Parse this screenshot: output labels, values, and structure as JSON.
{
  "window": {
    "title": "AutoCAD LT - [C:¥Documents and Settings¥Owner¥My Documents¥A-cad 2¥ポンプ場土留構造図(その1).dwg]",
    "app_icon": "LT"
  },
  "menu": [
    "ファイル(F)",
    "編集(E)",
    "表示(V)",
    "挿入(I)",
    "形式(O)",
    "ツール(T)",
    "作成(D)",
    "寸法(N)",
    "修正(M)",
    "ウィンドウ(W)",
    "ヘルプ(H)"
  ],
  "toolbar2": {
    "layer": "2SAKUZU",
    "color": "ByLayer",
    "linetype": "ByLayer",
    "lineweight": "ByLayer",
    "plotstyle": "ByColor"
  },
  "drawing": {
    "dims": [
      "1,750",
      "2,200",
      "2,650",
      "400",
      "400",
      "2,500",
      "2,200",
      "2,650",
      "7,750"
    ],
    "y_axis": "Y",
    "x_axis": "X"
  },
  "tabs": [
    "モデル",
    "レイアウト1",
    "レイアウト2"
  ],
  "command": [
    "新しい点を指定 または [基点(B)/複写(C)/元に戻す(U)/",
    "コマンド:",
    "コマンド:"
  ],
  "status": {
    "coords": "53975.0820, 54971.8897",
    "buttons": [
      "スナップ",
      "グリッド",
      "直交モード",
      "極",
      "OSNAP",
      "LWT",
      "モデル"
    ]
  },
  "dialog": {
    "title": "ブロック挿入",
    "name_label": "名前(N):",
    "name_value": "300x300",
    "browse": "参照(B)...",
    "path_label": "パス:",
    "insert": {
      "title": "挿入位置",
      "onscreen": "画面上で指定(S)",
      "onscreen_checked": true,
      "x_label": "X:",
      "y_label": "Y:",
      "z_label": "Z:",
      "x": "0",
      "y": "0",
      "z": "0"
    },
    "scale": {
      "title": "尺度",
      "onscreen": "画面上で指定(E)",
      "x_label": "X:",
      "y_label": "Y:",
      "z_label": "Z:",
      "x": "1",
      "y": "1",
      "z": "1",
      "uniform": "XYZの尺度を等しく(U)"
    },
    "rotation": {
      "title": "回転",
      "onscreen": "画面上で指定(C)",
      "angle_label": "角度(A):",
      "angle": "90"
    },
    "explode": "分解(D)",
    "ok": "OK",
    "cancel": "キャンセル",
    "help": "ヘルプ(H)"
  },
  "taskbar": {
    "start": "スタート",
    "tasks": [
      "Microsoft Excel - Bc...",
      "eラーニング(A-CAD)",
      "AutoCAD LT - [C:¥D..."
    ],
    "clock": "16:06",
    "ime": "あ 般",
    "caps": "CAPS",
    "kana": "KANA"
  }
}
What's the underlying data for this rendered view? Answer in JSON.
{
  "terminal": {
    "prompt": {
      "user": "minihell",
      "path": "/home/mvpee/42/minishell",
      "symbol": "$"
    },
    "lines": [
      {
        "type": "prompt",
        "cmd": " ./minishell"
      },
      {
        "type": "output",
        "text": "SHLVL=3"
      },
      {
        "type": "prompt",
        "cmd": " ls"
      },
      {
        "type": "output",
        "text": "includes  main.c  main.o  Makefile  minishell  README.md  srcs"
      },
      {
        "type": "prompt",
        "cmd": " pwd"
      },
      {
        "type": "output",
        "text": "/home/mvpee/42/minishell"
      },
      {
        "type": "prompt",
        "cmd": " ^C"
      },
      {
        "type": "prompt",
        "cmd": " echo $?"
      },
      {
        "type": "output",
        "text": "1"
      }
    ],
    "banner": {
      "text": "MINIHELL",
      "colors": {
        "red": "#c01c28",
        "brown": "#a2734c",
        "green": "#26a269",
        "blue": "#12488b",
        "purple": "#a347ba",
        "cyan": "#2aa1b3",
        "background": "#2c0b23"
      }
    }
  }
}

Given request: Within the listing above, find every line containing the string "ByLayer" and return it.

Exercise response:
    "color": "ByLayer",
    "linetype": "ByLayer",
    "lineweight": "ByLayer",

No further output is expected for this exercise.